#### [Exercise]
Leave out the pictures and reproduce all of the data exactly.
[START OF Data section]
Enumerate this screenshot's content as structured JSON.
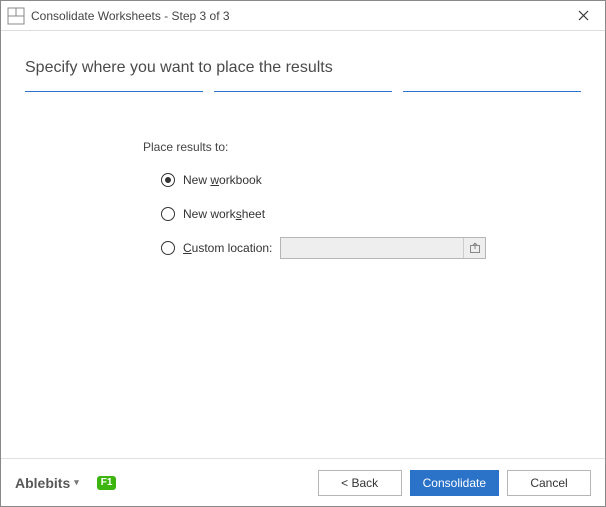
{
  "window": {
    "title": "Consolidate Worksheets - Step 3 of 3"
  },
  "heading": "Specify where you want to place the results",
  "options": {
    "heading": "Place results to:",
    "items": [
      {
        "label_pre": "New ",
        "label_ul": "w",
        "label_post": "orkbook",
        "checked": true
      },
      {
        "label_pre": "New work",
        "label_ul": "s",
        "label_post": "heet",
        "checked": false
      },
      {
        "label_pre": "",
        "label_ul": "C",
        "label_post": "ustom location:",
        "checked": false
      }
    ],
    "custom_location_value": ""
  },
  "footer": {
    "brand": "Ablebits",
    "help_badge": "F1",
    "back_label": "<  Back",
    "primary_label": "Consolidate",
    "cancel_label": "Cancel"
  }
}
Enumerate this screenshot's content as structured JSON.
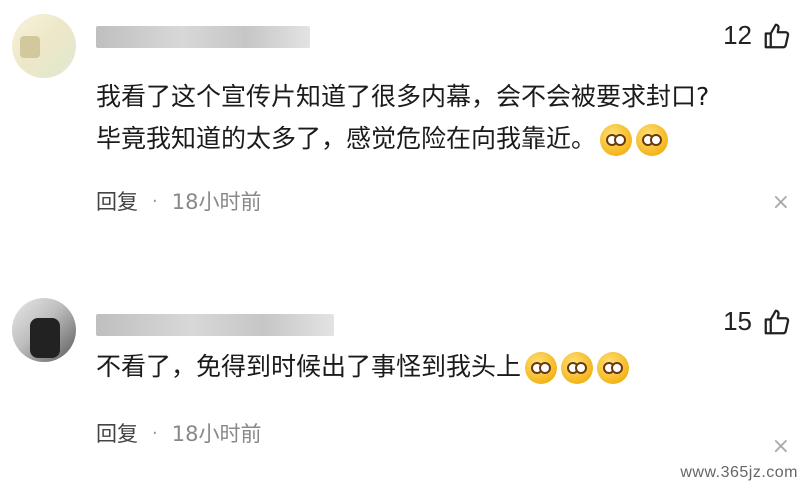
{
  "comments": [
    {
      "likes": "12",
      "line1": "我看了这个宣传片知道了很多内幕，会不会被要求封口?",
      "line2": "毕竟我知道的太多了，感觉危险在向我靠近。",
      "reply": "回复",
      "dot": "·",
      "time": "18小时前",
      "close": "×"
    },
    {
      "likes": "15",
      "line1": "不看了，免得到时候出了事怪到我头上",
      "reply": "回复",
      "dot": "·",
      "time": "18小时前",
      "close": "×"
    }
  ],
  "watermark": "www.365jz.com",
  "icons": {
    "like": "thumbs-up-icon",
    "close": "close-icon"
  }
}
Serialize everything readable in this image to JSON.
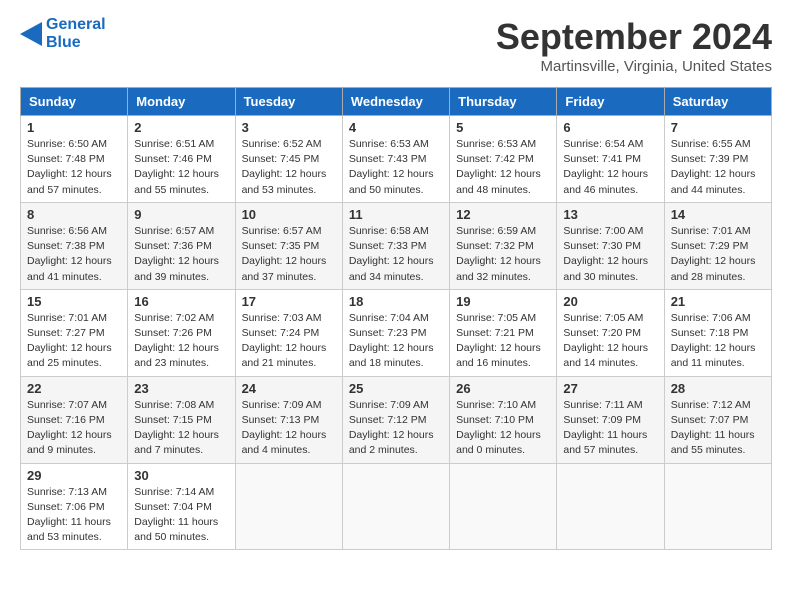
{
  "header": {
    "logo_line1": "General",
    "logo_line2": "Blue",
    "month_title": "September 2024",
    "location": "Martinsville, Virginia, United States"
  },
  "days_of_week": [
    "Sunday",
    "Monday",
    "Tuesday",
    "Wednesday",
    "Thursday",
    "Friday",
    "Saturday"
  ],
  "weeks": [
    [
      {
        "num": "1",
        "rise": "6:50 AM",
        "set": "7:48 PM",
        "hours": "12 hours and 57 minutes."
      },
      {
        "num": "2",
        "rise": "6:51 AM",
        "set": "7:46 PM",
        "hours": "12 hours and 55 minutes."
      },
      {
        "num": "3",
        "rise": "6:52 AM",
        "set": "7:45 PM",
        "hours": "12 hours and 53 minutes."
      },
      {
        "num": "4",
        "rise": "6:53 AM",
        "set": "7:43 PM",
        "hours": "12 hours and 50 minutes."
      },
      {
        "num": "5",
        "rise": "6:53 AM",
        "set": "7:42 PM",
        "hours": "12 hours and 48 minutes."
      },
      {
        "num": "6",
        "rise": "6:54 AM",
        "set": "7:41 PM",
        "hours": "12 hours and 46 minutes."
      },
      {
        "num": "7",
        "rise": "6:55 AM",
        "set": "7:39 PM",
        "hours": "12 hours and 44 minutes."
      }
    ],
    [
      {
        "num": "8",
        "rise": "6:56 AM",
        "set": "7:38 PM",
        "hours": "12 hours and 41 minutes."
      },
      {
        "num": "9",
        "rise": "6:57 AM",
        "set": "7:36 PM",
        "hours": "12 hours and 39 minutes."
      },
      {
        "num": "10",
        "rise": "6:57 AM",
        "set": "7:35 PM",
        "hours": "12 hours and 37 minutes."
      },
      {
        "num": "11",
        "rise": "6:58 AM",
        "set": "7:33 PM",
        "hours": "12 hours and 34 minutes."
      },
      {
        "num": "12",
        "rise": "6:59 AM",
        "set": "7:32 PM",
        "hours": "12 hours and 32 minutes."
      },
      {
        "num": "13",
        "rise": "7:00 AM",
        "set": "7:30 PM",
        "hours": "12 hours and 30 minutes."
      },
      {
        "num": "14",
        "rise": "7:01 AM",
        "set": "7:29 PM",
        "hours": "12 hours and 28 minutes."
      }
    ],
    [
      {
        "num": "15",
        "rise": "7:01 AM",
        "set": "7:27 PM",
        "hours": "12 hours and 25 minutes."
      },
      {
        "num": "16",
        "rise": "7:02 AM",
        "set": "7:26 PM",
        "hours": "12 hours and 23 minutes."
      },
      {
        "num": "17",
        "rise": "7:03 AM",
        "set": "7:24 PM",
        "hours": "12 hours and 21 minutes."
      },
      {
        "num": "18",
        "rise": "7:04 AM",
        "set": "7:23 PM",
        "hours": "12 hours and 18 minutes."
      },
      {
        "num": "19",
        "rise": "7:05 AM",
        "set": "7:21 PM",
        "hours": "12 hours and 16 minutes."
      },
      {
        "num": "20",
        "rise": "7:05 AM",
        "set": "7:20 PM",
        "hours": "12 hours and 14 minutes."
      },
      {
        "num": "21",
        "rise": "7:06 AM",
        "set": "7:18 PM",
        "hours": "12 hours and 11 minutes."
      }
    ],
    [
      {
        "num": "22",
        "rise": "7:07 AM",
        "set": "7:16 PM",
        "hours": "12 hours and 9 minutes."
      },
      {
        "num": "23",
        "rise": "7:08 AM",
        "set": "7:15 PM",
        "hours": "12 hours and 7 minutes."
      },
      {
        "num": "24",
        "rise": "7:09 AM",
        "set": "7:13 PM",
        "hours": "12 hours and 4 minutes."
      },
      {
        "num": "25",
        "rise": "7:09 AM",
        "set": "7:12 PM",
        "hours": "12 hours and 2 minutes."
      },
      {
        "num": "26",
        "rise": "7:10 AM",
        "set": "7:10 PM",
        "hours": "12 hours and 0 minutes."
      },
      {
        "num": "27",
        "rise": "7:11 AM",
        "set": "7:09 PM",
        "hours": "11 hours and 57 minutes."
      },
      {
        "num": "28",
        "rise": "7:12 AM",
        "set": "7:07 PM",
        "hours": "11 hours and 55 minutes."
      }
    ],
    [
      {
        "num": "29",
        "rise": "7:13 AM",
        "set": "7:06 PM",
        "hours": "11 hours and 53 minutes."
      },
      {
        "num": "30",
        "rise": "7:14 AM",
        "set": "7:04 PM",
        "hours": "11 hours and 50 minutes."
      },
      null,
      null,
      null,
      null,
      null
    ]
  ],
  "labels": {
    "sunrise": "Sunrise:",
    "sunset": "Sunset:",
    "daylight": "Daylight:"
  }
}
[END OF Data section]
#### [Exercise output]
Enumerate this screenshot's content as structured JSON.
{
  "window": {
    "title": "Consolidate Worksheets - Step 3 of 3"
  },
  "heading": "Specify where you want to place the results",
  "options": {
    "heading": "Place results to:",
    "items": [
      {
        "label_pre": "New ",
        "label_ul": "w",
        "label_post": "orkbook",
        "checked": true
      },
      {
        "label_pre": "New work",
        "label_ul": "s",
        "label_post": "heet",
        "checked": false
      },
      {
        "label_pre": "",
        "label_ul": "C",
        "label_post": "ustom location:",
        "checked": false
      }
    ],
    "custom_location_value": ""
  },
  "footer": {
    "brand": "Ablebits",
    "help_badge": "F1",
    "back_label": "<  Back",
    "primary_label": "Consolidate",
    "cancel_label": "Cancel"
  }
}
Enumerate this screenshot's content as structured JSON.
{
  "comments": [
    {
      "likes": "12",
      "line1": "我看了这个宣传片知道了很多内幕，会不会被要求封口?",
      "line2": "毕竟我知道的太多了，感觉危险在向我靠近。",
      "reply": "回复",
      "dot": "·",
      "time": "18小时前",
      "close": "×"
    },
    {
      "likes": "15",
      "line1": "不看了，免得到时候出了事怪到我头上",
      "reply": "回复",
      "dot": "·",
      "time": "18小时前",
      "close": "×"
    }
  ],
  "watermark": "www.365jz.com",
  "icons": {
    "like": "thumbs-up-icon",
    "close": "close-icon"
  }
}
Serialize everything readable in this image to JSON.
{
  "header": {
    "logo_line1": "General",
    "logo_line2": "Blue",
    "month_title": "September 2024",
    "location": "Martinsville, Virginia, United States"
  },
  "days_of_week": [
    "Sunday",
    "Monday",
    "Tuesday",
    "Wednesday",
    "Thursday",
    "Friday",
    "Saturday"
  ],
  "weeks": [
    [
      {
        "num": "1",
        "rise": "6:50 AM",
        "set": "7:48 PM",
        "hours": "12 hours and 57 minutes."
      },
      {
        "num": "2",
        "rise": "6:51 AM",
        "set": "7:46 PM",
        "hours": "12 hours and 55 minutes."
      },
      {
        "num": "3",
        "rise": "6:52 AM",
        "set": "7:45 PM",
        "hours": "12 hours and 53 minutes."
      },
      {
        "num": "4",
        "rise": "6:53 AM",
        "set": "7:43 PM",
        "hours": "12 hours and 50 minutes."
      },
      {
        "num": "5",
        "rise": "6:53 AM",
        "set": "7:42 PM",
        "hours": "12 hours and 48 minutes."
      },
      {
        "num": "6",
        "rise": "6:54 AM",
        "set": "7:41 PM",
        "hours": "12 hours and 46 minutes."
      },
      {
        "num": "7",
        "rise": "6:55 AM",
        "set": "7:39 PM",
        "hours": "12 hours and 44 minutes."
      }
    ],
    [
      {
        "num": "8",
        "rise": "6:56 AM",
        "set": "7:38 PM",
        "hours": "12 hours and 41 minutes."
      },
      {
        "num": "9",
        "rise": "6:57 AM",
        "set": "7:36 PM",
        "hours": "12 hours and 39 minutes."
      },
      {
        "num": "10",
        "rise": "6:57 AM",
        "set": "7:35 PM",
        "hours": "12 hours and 37 minutes."
      },
      {
        "num": "11",
        "rise": "6:58 AM",
        "set": "7:33 PM",
        "hours": "12 hours and 34 minutes."
      },
      {
        "num": "12",
        "rise": "6:59 AM",
        "set": "7:32 PM",
        "hours": "12 hours and 32 minutes."
      },
      {
        "num": "13",
        "rise": "7:00 AM",
        "set": "7:30 PM",
        "hours": "12 hours and 30 minutes."
      },
      {
        "num": "14",
        "rise": "7:01 AM",
        "set": "7:29 PM",
        "hours": "12 hours and 28 minutes."
      }
    ],
    [
      {
        "num": "15",
        "rise": "7:01 AM",
        "set": "7:27 PM",
        "hours": "12 hours and 25 minutes."
      },
      {
        "num": "16",
        "rise": "7:02 AM",
        "set": "7:26 PM",
        "hours": "12 hours and 23 minutes."
      },
      {
        "num": "17",
        "rise": "7:03 AM",
        "set": "7:24 PM",
        "hours": "12 hours and 21 minutes."
      },
      {
        "num": "18",
        "rise": "7:04 AM",
        "set": "7:23 PM",
        "hours": "12 hours and 18 minutes."
      },
      {
        "num": "19",
        "rise": "7:05 AM",
        "set": "7:21 PM",
        "hours": "12 hours and 16 minutes."
      },
      {
        "num": "20",
        "rise": "7:05 AM",
        "set": "7:20 PM",
        "hours": "12 hours and 14 minutes."
      },
      {
        "num": "21",
        "rise": "7:06 AM",
        "set": "7:18 PM",
        "hours": "12 hours and 11 minutes."
      }
    ],
    [
      {
        "num": "22",
        "rise": "7:07 AM",
        "set": "7:16 PM",
        "hours": "12 hours and 9 minutes."
      },
      {
        "num": "23",
        "rise": "7:08 AM",
        "set": "7:15 PM",
        "hours": "12 hours and 7 minutes."
      },
      {
        "num": "24",
        "rise": "7:09 AM",
        "set": "7:13 PM",
        "hours": "12 hours and 4 minutes."
      },
      {
        "num": "25",
        "rise": "7:09 AM",
        "set": "7:12 PM",
        "hours": "12 hours and 2 minutes."
      },
      {
        "num": "26",
        "rise": "7:10 AM",
        "set": "7:10 PM",
        "hours": "12 hours and 0 minutes."
      },
      {
        "num": "27",
        "rise": "7:11 AM",
        "set": "7:09 PM",
        "hours": "11 hours and 57 minutes."
      },
      {
        "num": "28",
        "rise": "7:12 AM",
        "set": "7:07 PM",
        "hours": "11 hours and 55 minutes."
      }
    ],
    [
      {
        "num": "29",
        "rise": "7:13 AM",
        "set": "7:06 PM",
        "hours": "11 hours and 53 minutes."
      },
      {
        "num": "30",
        "rise": "7:14 AM",
        "set": "7:04 PM",
        "hours": "11 hours and 50 minutes."
      },
      null,
      null,
      null,
      null,
      null
    ]
  ],
  "labels": {
    "sunrise": "Sunrise:",
    "sunset": "Sunset:",
    "daylight": "Daylight:"
  }
}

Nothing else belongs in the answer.